# WORK REQUIRED
Repeat, line for line, the entries printed below.

━━━━━ ENTRIES SUPPLIED ━━━━━

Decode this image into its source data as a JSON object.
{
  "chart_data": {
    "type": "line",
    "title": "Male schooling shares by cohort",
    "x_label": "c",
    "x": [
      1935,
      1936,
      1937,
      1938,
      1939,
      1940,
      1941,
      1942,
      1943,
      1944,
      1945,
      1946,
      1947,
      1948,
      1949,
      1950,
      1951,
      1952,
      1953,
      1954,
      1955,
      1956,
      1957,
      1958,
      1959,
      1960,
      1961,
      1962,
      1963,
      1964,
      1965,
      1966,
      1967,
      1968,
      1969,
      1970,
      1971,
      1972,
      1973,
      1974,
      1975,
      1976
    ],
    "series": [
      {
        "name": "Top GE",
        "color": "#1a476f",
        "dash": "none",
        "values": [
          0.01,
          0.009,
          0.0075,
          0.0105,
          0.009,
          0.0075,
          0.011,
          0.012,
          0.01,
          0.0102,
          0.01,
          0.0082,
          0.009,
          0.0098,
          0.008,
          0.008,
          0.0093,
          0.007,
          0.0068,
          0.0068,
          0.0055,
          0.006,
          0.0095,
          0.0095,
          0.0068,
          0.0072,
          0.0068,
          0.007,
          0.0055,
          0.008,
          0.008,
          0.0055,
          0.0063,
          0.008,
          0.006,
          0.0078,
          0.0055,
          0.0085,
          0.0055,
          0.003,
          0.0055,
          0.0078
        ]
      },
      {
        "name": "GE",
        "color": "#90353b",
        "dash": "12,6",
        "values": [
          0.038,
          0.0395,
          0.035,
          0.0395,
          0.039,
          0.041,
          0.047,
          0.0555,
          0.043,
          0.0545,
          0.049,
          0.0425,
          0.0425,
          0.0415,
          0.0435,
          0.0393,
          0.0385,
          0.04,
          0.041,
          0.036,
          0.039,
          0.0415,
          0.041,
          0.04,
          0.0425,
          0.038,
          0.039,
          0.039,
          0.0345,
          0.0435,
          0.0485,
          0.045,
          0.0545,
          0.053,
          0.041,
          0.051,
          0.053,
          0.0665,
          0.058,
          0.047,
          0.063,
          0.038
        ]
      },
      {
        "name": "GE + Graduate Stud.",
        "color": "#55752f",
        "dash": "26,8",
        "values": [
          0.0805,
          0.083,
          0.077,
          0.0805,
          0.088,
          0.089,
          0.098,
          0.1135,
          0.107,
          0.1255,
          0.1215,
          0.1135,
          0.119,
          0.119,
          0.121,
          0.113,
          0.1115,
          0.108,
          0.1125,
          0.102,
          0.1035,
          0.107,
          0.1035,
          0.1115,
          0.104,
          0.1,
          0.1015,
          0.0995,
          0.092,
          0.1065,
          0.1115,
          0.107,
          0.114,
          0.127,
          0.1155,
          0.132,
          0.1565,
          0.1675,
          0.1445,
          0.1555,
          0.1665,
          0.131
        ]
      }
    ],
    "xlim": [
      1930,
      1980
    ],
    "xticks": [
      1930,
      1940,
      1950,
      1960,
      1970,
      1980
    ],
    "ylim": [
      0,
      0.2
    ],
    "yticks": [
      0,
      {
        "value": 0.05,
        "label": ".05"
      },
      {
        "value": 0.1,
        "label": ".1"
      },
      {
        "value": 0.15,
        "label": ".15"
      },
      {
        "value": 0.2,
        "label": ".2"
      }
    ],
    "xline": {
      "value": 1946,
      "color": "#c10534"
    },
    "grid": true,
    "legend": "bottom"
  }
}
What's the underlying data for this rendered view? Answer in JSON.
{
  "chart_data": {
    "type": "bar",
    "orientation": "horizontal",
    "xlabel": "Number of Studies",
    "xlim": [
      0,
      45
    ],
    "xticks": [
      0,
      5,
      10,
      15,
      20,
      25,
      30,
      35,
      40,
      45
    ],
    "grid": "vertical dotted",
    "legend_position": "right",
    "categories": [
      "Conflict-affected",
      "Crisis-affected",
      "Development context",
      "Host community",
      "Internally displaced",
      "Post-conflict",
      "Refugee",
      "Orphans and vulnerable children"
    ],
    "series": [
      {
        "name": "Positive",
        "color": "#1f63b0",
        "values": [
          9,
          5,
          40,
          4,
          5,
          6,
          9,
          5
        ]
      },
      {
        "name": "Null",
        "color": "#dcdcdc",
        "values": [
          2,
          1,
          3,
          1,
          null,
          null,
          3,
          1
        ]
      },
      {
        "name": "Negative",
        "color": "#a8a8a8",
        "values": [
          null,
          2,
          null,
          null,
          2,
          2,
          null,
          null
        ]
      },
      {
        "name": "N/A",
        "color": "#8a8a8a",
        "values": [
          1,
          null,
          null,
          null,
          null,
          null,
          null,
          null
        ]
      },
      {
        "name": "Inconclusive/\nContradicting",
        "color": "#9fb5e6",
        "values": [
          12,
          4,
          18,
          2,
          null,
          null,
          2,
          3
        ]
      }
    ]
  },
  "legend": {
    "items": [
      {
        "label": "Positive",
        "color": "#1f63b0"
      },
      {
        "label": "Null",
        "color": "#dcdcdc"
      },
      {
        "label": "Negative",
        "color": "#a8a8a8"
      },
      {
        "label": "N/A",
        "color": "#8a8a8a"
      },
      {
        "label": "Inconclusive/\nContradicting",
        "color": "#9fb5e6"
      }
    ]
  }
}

━━━━━

# RESULT
Decode this image into its source data as a JSON object.
{
  "chart_data": {
    "type": "line",
    "title": "Male schooling shares by cohort",
    "x_label": "c",
    "x": [
      1935,
      1936,
      1937,
      1938,
      1939,
      1940,
      1941,
      1942,
      1943,
      1944,
      1945,
      1946,
      1947,
      1948,
      1949,
      1950,
      1951,
      1952,
      1953,
      1954,
      1955,
      1956,
      1957,
      1958,
      1959,
      1960,
      1961,
      1962,
      1963,
      1964,
      1965,
      1966,
      1967,
      1968,
      1969,
      1970,
      1971,
      1972,
      1973,
      1974,
      1975,
      1976
    ],
    "series": [
      {
        "name": "Top GE",
        "color": "#1a476f",
        "dash": "none",
        "values": [
          0.01,
          0.009,
          0.0075,
          0.0105,
          0.009,
          0.0075,
          0.011,
          0.012,
          0.01,
          0.0102,
          0.01,
          0.0082,
          0.009,
          0.0098,
          0.008,
          0.008,
          0.0093,
          0.007,
          0.0068,
          0.0068,
          0.0055,
          0.006,
          0.0095,
          0.0095,
          0.0068,
          0.0072,
          0.0068,
          0.007,
          0.0055,
          0.008,
          0.008,
          0.0055,
          0.0063,
          0.008,
          0.006,
          0.0078,
          0.0055,
          0.0085,
          0.0055,
          0.003,
          0.0055,
          0.0078
        ]
      },
      {
        "name": "GE",
        "color": "#90353b",
        "dash": "12,6",
        "values": [
          0.038,
          0.0395,
          0.035,
          0.0395,
          0.039,
          0.041,
          0.047,
          0.0555,
          0.043,
          0.0545,
          0.049,
          0.0425,
          0.0425,
          0.0415,
          0.0435,
          0.0393,
          0.0385,
          0.04,
          0.041,
          0.036,
          0.039,
          0.0415,
          0.041,
          0.04,
          0.0425,
          0.038,
          0.039,
          0.039,
          0.0345,
          0.0435,
          0.0485,
          0.045,
          0.0545,
          0.053,
          0.041,
          0.051,
          0.053,
          0.0665,
          0.058,
          0.047,
          0.063,
          0.038
        ]
      },
      {
        "name": "GE + Graduate Stud.",
        "color": "#55752f",
        "dash": "26,8",
        "values": [
          0.0805,
          0.083,
          0.077,
          0.0805,
          0.088,
          0.089,
          0.098,
          0.1135,
          0.107,
          0.1255,
          0.1215,
          0.1135,
          0.119,
          0.119,
          0.121,
          0.113,
          0.1115,
          0.108,
          0.1125,
          0.102,
          0.1035,
          0.107,
          0.1035,
          0.1115,
          0.104,
          0.1,
          0.1015,
          0.0995,
          0.092,
          0.1065,
          0.1115,
          0.107,
          0.114,
          0.127,
          0.1155,
          0.132,
          0.1565,
          0.1675,
          0.1445,
          0.1555,
          0.1665,
          0.131
        ]
      }
    ],
    "xlim": [
      1930,
      1980
    ],
    "xticks": [
      1930,
      1940,
      1950,
      1960,
      1970,
      1980
    ],
    "ylim": [
      0,
      0.2
    ],
    "yticks": [
      0,
      {
        "value": 0.05,
        "label": ".05"
      },
      {
        "value": 0.1,
        "label": ".1"
      },
      {
        "value": 0.15,
        "label": ".15"
      },
      {
        "value": 0.2,
        "label": ".2"
      }
    ],
    "xline": {
      "value": 1946,
      "color": "#c10534"
    },
    "grid": true,
    "legend": "bottom"
  }
}
What's the underlying data for this rendered view? Answer in JSON.
{
  "chart_data": {
    "type": "bar",
    "orientation": "horizontal",
    "xlabel": "Number of Studies",
    "xlim": [
      0,
      45
    ],
    "xticks": [
      0,
      5,
      10,
      15,
      20,
      25,
      30,
      35,
      40,
      45
    ],
    "grid": "vertical dotted",
    "legend_position": "right",
    "categories": [
      "Conflict-affected",
      "Crisis-affected",
      "Development context",
      "Host community",
      "Internally displaced",
      "Post-conflict",
      "Refugee",
      "Orphans and vulnerable children"
    ],
    "series": [
      {
        "name": "Positive",
        "color": "#1f63b0",
        "values": [
          9,
          5,
          40,
          4,
          5,
          6,
          9,
          5
        ]
      },
      {
        "name": "Null",
        "color": "#dcdcdc",
        "values": [
          2,
          1,
          3,
          1,
          null,
          null,
          3,
          1
        ]
      },
      {
        "name": "Negative",
        "color": "#a8a8a8",
        "values": [
          null,
          2,
          null,
          null,
          2,
          2,
          null,
          null
        ]
      },
      {
        "name": "N/A",
        "color": "#8a8a8a",
        "values": [
          1,
          null,
          null,
          null,
          null,
          null,
          null,
          null
        ]
      },
      {
        "name": "Inconclusive/\nContradicting",
        "color": "#9fb5e6",
        "values": [
          12,
          4,
          18,
          2,
          null,
          null,
          2,
          3
        ]
      }
    ]
  },
  "legend": {
    "items": [
      {
        "label": "Positive",
        "color": "#1f63b0"
      },
      {
        "label": "Null",
        "color": "#dcdcdc"
      },
      {
        "label": "Negative",
        "color": "#a8a8a8"
      },
      {
        "label": "N/A",
        "color": "#8a8a8a"
      },
      {
        "label": "Inconclusive/\nContradicting",
        "color": "#9fb5e6"
      }
    ]
  }
}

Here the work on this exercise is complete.